_EXERCISE GOAL_. Each line that holds the word "graviers" counts once; give the total number of such lines and nothing else.

[Records from a data collection]
◇ ◇ ◇ ◇

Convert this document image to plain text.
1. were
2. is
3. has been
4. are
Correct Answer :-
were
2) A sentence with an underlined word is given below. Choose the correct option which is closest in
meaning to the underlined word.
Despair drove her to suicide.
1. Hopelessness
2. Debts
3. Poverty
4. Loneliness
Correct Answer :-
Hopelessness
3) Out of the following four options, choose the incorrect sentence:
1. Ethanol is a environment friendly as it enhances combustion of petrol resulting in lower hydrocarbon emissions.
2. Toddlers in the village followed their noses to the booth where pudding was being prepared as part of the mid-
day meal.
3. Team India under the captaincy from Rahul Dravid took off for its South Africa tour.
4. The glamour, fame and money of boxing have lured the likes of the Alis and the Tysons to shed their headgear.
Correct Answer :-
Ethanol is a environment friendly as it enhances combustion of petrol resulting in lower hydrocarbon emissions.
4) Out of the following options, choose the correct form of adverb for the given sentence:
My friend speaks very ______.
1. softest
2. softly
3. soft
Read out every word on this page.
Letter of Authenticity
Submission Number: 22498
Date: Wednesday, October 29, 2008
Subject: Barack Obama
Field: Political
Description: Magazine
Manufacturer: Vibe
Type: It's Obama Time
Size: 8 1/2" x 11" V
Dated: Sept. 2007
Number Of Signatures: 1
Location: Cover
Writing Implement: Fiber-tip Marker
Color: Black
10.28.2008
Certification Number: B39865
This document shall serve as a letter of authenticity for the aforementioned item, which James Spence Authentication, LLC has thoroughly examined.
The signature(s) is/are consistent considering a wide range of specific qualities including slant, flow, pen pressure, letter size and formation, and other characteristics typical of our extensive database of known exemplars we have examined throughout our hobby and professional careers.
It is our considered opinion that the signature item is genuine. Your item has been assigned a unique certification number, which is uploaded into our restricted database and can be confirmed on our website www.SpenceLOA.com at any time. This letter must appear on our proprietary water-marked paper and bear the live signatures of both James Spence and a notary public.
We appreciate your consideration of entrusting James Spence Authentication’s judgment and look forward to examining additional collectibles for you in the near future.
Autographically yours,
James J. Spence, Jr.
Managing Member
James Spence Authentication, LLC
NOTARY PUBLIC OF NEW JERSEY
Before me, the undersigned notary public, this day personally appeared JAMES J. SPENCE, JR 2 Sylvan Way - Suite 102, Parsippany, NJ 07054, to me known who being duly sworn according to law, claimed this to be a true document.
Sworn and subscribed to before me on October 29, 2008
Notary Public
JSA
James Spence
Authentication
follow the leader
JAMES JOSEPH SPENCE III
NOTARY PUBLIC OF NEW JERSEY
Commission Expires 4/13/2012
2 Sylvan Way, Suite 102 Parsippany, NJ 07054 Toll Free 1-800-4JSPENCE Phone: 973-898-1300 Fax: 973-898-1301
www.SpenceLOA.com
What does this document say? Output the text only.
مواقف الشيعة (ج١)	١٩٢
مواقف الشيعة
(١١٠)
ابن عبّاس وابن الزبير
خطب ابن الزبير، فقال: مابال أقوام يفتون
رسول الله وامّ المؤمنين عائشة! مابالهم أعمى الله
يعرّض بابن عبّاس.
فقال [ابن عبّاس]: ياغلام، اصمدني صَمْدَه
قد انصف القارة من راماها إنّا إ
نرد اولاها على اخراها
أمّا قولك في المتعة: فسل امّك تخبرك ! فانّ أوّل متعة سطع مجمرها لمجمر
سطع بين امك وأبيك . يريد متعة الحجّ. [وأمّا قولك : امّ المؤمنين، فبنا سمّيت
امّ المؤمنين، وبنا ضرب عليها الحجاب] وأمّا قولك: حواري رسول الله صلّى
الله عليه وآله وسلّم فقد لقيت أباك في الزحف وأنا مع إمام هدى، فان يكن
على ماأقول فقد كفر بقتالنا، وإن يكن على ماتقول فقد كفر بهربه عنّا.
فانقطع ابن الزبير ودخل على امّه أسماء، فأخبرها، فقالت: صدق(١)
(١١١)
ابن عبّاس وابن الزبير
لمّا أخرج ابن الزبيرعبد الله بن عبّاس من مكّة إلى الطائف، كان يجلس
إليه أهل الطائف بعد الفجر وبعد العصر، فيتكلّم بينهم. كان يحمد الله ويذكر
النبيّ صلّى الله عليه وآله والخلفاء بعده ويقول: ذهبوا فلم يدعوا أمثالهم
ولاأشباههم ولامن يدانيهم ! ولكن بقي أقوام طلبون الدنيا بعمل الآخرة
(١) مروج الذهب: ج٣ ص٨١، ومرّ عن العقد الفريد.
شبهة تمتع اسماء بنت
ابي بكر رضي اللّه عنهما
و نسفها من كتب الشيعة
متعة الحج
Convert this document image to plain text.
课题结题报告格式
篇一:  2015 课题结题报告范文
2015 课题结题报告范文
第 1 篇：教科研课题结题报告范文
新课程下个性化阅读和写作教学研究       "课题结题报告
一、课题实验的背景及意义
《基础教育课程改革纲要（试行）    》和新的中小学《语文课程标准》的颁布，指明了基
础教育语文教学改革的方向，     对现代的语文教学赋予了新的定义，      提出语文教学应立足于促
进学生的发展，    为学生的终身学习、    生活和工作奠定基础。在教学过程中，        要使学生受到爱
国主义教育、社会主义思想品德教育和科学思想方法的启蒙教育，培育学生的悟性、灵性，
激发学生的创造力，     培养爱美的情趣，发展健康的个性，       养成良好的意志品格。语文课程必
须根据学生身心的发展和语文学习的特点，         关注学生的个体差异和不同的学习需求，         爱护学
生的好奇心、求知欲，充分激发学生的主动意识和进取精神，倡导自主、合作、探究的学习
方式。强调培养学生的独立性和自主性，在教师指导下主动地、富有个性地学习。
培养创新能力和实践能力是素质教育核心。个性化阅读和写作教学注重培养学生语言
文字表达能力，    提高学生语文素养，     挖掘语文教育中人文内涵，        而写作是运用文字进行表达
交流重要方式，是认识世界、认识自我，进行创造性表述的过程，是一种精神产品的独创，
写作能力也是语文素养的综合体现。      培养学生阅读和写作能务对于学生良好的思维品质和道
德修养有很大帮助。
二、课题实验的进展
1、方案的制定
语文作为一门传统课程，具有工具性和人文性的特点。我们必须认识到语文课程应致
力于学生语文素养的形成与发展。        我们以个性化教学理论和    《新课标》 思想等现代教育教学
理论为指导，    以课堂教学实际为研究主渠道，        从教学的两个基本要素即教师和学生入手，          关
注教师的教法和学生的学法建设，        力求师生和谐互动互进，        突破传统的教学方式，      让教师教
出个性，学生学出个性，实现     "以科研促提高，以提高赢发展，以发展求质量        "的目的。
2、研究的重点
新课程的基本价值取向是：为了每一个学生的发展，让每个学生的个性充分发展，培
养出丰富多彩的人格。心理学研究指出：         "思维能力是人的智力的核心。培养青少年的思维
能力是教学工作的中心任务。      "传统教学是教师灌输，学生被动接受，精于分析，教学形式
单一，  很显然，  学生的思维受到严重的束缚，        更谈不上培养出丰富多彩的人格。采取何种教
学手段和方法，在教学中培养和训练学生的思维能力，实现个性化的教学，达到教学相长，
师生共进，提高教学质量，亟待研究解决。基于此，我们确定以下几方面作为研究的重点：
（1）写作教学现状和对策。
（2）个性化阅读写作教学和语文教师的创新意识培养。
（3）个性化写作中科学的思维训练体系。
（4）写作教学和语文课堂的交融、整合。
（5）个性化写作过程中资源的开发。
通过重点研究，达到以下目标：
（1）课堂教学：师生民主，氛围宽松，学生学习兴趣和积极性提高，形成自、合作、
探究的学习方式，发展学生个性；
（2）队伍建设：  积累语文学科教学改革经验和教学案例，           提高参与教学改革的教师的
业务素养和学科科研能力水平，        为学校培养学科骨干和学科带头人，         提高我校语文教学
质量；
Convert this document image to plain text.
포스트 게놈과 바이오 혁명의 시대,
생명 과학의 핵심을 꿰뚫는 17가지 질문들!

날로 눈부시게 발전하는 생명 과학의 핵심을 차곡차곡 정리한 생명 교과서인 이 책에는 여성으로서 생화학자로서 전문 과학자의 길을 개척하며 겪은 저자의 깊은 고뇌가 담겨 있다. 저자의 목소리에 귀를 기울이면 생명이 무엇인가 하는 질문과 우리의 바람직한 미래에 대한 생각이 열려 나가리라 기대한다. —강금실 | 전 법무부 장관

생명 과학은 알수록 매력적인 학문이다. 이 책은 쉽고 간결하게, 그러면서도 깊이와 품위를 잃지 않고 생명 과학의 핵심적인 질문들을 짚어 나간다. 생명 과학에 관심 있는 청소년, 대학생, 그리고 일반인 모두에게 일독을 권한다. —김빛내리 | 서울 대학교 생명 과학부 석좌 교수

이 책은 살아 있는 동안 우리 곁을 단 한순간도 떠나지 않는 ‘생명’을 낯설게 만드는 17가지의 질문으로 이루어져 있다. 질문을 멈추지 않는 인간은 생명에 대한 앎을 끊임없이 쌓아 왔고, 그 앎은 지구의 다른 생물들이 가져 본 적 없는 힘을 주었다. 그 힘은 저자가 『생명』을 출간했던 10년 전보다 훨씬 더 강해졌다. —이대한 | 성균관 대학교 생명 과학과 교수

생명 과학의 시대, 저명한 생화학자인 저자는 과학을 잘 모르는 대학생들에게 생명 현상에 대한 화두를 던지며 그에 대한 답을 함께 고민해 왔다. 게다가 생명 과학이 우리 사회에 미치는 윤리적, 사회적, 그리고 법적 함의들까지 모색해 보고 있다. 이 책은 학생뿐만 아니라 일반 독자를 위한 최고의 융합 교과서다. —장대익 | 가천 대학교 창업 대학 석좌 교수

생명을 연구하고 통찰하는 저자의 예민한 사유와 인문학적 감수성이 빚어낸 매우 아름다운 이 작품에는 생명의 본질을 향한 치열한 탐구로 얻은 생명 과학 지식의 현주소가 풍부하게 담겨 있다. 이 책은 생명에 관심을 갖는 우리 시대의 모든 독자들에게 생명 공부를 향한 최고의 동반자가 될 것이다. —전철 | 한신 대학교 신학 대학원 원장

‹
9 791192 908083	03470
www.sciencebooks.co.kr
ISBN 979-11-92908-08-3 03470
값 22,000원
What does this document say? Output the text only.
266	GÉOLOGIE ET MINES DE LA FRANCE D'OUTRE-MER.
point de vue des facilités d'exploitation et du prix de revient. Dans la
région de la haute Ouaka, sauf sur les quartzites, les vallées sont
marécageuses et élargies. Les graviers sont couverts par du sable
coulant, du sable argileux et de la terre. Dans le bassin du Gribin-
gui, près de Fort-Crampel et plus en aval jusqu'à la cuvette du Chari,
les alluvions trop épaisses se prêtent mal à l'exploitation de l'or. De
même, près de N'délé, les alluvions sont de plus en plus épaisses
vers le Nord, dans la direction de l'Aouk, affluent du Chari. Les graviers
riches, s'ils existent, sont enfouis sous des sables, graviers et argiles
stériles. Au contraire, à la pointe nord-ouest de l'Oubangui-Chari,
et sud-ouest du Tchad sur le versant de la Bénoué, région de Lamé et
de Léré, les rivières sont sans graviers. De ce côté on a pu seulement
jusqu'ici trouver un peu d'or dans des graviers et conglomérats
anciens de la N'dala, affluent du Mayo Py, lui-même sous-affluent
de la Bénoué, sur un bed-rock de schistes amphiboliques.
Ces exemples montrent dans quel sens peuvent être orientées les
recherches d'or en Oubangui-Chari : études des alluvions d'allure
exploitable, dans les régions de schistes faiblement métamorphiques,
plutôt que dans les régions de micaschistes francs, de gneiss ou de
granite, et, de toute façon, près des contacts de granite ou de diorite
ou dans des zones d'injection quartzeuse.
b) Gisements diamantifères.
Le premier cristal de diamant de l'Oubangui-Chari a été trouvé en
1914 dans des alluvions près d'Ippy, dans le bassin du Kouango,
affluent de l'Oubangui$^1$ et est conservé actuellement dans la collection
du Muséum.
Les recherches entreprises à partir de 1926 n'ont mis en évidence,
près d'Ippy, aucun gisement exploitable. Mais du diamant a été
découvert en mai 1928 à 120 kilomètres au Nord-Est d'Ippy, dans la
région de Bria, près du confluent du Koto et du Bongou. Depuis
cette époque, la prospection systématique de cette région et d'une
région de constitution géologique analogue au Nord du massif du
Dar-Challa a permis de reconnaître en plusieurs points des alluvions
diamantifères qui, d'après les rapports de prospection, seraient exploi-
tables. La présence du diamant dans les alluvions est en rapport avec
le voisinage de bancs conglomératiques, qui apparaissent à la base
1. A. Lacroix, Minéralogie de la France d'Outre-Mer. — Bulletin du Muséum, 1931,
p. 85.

◇ ◇ ◇ ◇

_OUTPUT OF THE TASK_. 5